Set problem: The entries need to be copied exactly.

(Dataset items)
┌──
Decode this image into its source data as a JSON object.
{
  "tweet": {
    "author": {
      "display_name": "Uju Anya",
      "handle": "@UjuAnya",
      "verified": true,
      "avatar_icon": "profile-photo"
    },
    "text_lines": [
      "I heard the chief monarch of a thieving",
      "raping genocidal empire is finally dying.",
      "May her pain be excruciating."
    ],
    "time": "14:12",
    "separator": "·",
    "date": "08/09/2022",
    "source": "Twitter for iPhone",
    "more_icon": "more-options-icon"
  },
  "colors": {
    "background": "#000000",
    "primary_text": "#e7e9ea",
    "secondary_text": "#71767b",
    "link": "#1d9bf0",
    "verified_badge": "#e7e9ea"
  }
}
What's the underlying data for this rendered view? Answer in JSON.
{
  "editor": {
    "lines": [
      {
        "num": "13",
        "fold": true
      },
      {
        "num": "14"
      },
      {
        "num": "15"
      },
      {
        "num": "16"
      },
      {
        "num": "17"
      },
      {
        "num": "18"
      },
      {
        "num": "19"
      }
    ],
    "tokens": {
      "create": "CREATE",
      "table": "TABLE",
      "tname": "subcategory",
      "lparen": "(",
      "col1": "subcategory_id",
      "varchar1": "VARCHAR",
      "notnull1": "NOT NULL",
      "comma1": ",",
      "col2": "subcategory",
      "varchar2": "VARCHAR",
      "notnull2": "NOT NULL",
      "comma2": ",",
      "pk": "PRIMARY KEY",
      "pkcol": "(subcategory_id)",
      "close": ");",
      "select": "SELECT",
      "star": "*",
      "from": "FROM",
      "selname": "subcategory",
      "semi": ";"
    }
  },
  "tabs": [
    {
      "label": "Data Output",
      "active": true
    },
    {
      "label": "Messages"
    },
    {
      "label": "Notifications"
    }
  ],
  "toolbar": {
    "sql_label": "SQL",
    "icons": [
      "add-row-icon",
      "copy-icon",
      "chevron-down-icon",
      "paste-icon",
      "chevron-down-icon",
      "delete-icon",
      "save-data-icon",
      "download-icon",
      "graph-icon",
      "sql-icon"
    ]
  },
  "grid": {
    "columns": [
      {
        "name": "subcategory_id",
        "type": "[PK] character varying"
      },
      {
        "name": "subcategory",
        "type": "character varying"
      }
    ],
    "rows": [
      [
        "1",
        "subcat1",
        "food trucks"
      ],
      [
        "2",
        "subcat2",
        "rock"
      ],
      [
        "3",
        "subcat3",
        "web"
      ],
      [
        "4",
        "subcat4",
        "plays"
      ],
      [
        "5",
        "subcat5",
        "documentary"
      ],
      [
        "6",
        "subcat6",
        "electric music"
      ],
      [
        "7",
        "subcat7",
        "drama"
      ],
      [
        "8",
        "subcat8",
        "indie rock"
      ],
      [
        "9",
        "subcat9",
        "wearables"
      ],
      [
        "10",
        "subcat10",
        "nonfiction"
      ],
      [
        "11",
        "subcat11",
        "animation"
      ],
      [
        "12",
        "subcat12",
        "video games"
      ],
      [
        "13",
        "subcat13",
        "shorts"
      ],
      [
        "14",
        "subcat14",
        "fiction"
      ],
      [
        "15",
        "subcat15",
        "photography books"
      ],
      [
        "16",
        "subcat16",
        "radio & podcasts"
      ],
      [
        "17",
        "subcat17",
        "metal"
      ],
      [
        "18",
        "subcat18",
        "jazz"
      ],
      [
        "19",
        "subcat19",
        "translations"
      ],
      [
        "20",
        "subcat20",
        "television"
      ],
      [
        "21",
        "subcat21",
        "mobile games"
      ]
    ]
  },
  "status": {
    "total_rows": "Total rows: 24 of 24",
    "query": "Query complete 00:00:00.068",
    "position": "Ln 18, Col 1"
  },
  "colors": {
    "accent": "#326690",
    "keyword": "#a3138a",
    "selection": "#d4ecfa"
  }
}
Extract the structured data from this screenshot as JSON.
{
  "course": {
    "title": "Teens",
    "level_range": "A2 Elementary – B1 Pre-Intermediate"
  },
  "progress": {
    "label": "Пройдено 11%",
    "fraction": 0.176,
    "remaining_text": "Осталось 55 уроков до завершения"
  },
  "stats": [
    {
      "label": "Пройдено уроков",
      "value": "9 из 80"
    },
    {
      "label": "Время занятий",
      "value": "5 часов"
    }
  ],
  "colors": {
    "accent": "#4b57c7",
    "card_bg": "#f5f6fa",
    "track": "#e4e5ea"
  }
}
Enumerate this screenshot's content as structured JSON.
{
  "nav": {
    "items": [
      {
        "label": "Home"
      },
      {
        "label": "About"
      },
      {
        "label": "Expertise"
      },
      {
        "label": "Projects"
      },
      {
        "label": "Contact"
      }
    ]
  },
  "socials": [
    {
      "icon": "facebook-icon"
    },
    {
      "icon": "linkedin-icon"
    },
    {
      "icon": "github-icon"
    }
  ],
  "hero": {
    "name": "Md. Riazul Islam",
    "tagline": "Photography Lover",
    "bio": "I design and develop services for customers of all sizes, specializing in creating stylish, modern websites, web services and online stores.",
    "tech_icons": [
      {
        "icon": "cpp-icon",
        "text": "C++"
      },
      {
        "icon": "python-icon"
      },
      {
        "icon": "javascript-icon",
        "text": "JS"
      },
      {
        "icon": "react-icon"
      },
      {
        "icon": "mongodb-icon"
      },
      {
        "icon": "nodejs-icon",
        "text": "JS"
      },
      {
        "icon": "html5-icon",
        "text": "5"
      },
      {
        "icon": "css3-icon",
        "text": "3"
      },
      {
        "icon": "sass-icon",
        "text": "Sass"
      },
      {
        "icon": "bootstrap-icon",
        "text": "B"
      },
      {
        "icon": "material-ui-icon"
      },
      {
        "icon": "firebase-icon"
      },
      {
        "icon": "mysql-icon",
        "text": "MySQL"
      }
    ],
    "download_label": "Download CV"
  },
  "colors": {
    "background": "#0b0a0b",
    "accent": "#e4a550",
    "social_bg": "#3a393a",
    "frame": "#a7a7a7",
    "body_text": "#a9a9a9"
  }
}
└──
Correct answer:
Decode this image into its source data as a JSON object.
{
  "tweet": {
    "author": {
      "display_name": "Uju Anya",
      "handle": "@UjuAnya",
      "verified": true,
      "avatar_icon": "profile-photo"
    },
    "text_lines": [
      "I heard the chief monarch of a thieving",
      "raping genocidal empire is finally dying.",
      "May her pain be excruciating."
    ],
    "time": "14:12",
    "separator": "·",
    "date": "08/09/2022",
    "source": "Twitter for iPhone",
    "more_icon": "more-options-icon"
  },
  "colors": {
    "background": "#000000",
    "primary_text": "#e7e9ea",
    "secondary_text": "#71767b",
    "link": "#1d9bf0",
    "verified_badge": "#e7e9ea"
  }
}
What's the underlying data for this rendered view? Answer in JSON.
{
  "editor": {
    "lines": [
      {
        "num": "13",
        "fold": true
      },
      {
        "num": "14"
      },
      {
        "num": "15"
      },
      {
        "num": "16"
      },
      {
        "num": "17"
      },
      {
        "num": "18"
      },
      {
        "num": "19"
      }
    ],
    "tokens": {
      "create": "CREATE",
      "table": "TABLE",
      "tname": "subcategory",
      "lparen": "(",
      "col1": "subcategory_id",
      "varchar1": "VARCHAR",
      "notnull1": "NOT NULL",
      "comma1": ",",
      "col2": "subcategory",
      "varchar2": "VARCHAR",
      "notnull2": "NOT NULL",
      "comma2": ",",
      "pk": "PRIMARY KEY",
      "pkcol": "(subcategory_id)",
      "close": ");",
      "select": "SELECT",
      "star": "*",
      "from": "FROM",
      "selname": "subcategory",
      "semi": ";"
    }
  },
  "tabs": [
    {
      "label": "Data Output",
      "active": true
    },
    {
      "label": "Messages"
    },
    {
      "label": "Notifications"
    }
  ],
  "toolbar": {
    "sql_label": "SQL",
    "icons": [
      "add-row-icon",
      "copy-icon",
      "chevron-down-icon",
      "paste-icon",
      "chevron-down-icon",
      "delete-icon",
      "save-data-icon",
      "download-icon",
      "graph-icon",
      "sql-icon"
    ]
  },
  "grid": {
    "columns": [
      {
        "name": "subcategory_id",
        "type": "[PK] character varying"
      },
      {
        "name": "subcategory",
        "type": "character varying"
      }
    ],
    "rows": [
      [
        "1",
        "subcat1",
        "food trucks"
      ],
      [
        "2",
        "subcat2",
        "rock"
      ],
      [
        "3",
        "subcat3",
        "web"
      ],
      [
        "4",
        "subcat4",
        "plays"
      ],
      [
        "5",
        "subcat5",
        "documentary"
      ],
      [
        "6",
        "subcat6",
        "electric music"
      ],
      [
        "7",
        "subcat7",
        "drama"
      ],
      [
        "8",
        "subcat8",
        "indie rock"
      ],
      [
        "9",
        "subcat9",
        "wearables"
      ],
      [
        "10",
        "subcat10",
        "nonfiction"
      ],
      [
        "11",
        "subcat11",
        "animation"
      ],
      [
        "12",
        "subcat12",
        "video games"
      ],
      [
        "13",
        "subcat13",
        "shorts"
      ],
      [
        "14",
        "subcat14",
        "fiction"
      ],
      [
        "15",
        "subcat15",
        "photography books"
      ],
      [
        "16",
        "subcat16",
        "radio & podcasts"
      ],
      [
        "17",
        "subcat17",
        "metal"
      ],
      [
        "18",
        "subcat18",
        "jazz"
      ],
      [
        "19",
        "subcat19",
        "translations"
      ],
      [
        "20",
        "subcat20",
        "television"
      ],
      [
        "21",
        "subcat21",
        "mobile games"
      ]
    ]
  },
  "status": {
    "total_rows": "Total rows: 24 of 24",
    "query": "Query complete 00:00:00.068",
    "position": "Ln 18, Col 1"
  },
  "colors": {
    "accent": "#326690",
    "keyword": "#a3138a",
    "selection": "#d4ecfa"
  }
}
Extract the structured data from this screenshot as JSON.
{
  "course": {
    "title": "Teens",
    "level_range": "A2 Elementary – B1 Pre-Intermediate"
  },
  "progress": {
    "label": "Пройдено 11%",
    "fraction": 0.176,
    "remaining_text": "Осталось 55 уроков до завершения"
  },
  "stats": [
    {
      "label": "Пройдено уроков",
      "value": "9 из 80"
    },
    {
      "label": "Время занятий",
      "value": "5 часов"
    }
  ],
  "colors": {
    "accent": "#4b57c7",
    "card_bg": "#f5f6fa",
    "track": "#e4e5ea"
  }
}
Enumerate this screenshot's content as structured JSON.
{
  "nav": {
    "items": [
      {
        "label": "Home"
      },
      {
        "label": "About"
      },
      {
        "label": "Expertise"
      },
      {
        "label": "Projects"
      },
      {
        "label": "Contact"
      }
    ]
  },
  "socials": [
    {
      "icon": "facebook-icon"
    },
    {
      "icon": "linkedin-icon"
    },
    {
      "icon": "github-icon"
    }
  ],
  "hero": {
    "name": "Md. Riazul Islam",
    "tagline": "Photography Lover",
    "bio": "I design and develop services for customers of all sizes, specializing in creating stylish, modern websites, web services and online stores.",
    "tech_icons": [
      {
        "icon": "cpp-icon",
        "text": "C++"
      },
      {
        "icon": "python-icon"
      },
      {
        "icon": "javascript-icon",
        "text": "JS"
      },
      {
        "icon": "react-icon"
      },
      {
        "icon": "mongodb-icon"
      },
      {
        "icon": "nodejs-icon",
        "text": "JS"
      },
      {
        "icon": "html5-icon",
        "text": "5"
      },
      {
        "icon": "css3-icon",
        "text": "3"
      },
      {
        "icon": "sass-icon",
        "text": "Sass"
      },
      {
        "icon": "bootstrap-icon",
        "text": "B"
      },
      {
        "icon": "material-ui-icon"
      },
      {
        "icon": "firebase-icon"
      },
      {
        "icon": "mysql-icon",
        "text": "MySQL"
      }
    ],
    "download_label": "Download CV"
  },
  "colors": {
    "background": "#0b0a0b",
    "accent": "#e4a550",
    "social_bg": "#3a393a",
    "frame": "#a7a7a7",
    "body_text": "#a9a9a9"
  }
}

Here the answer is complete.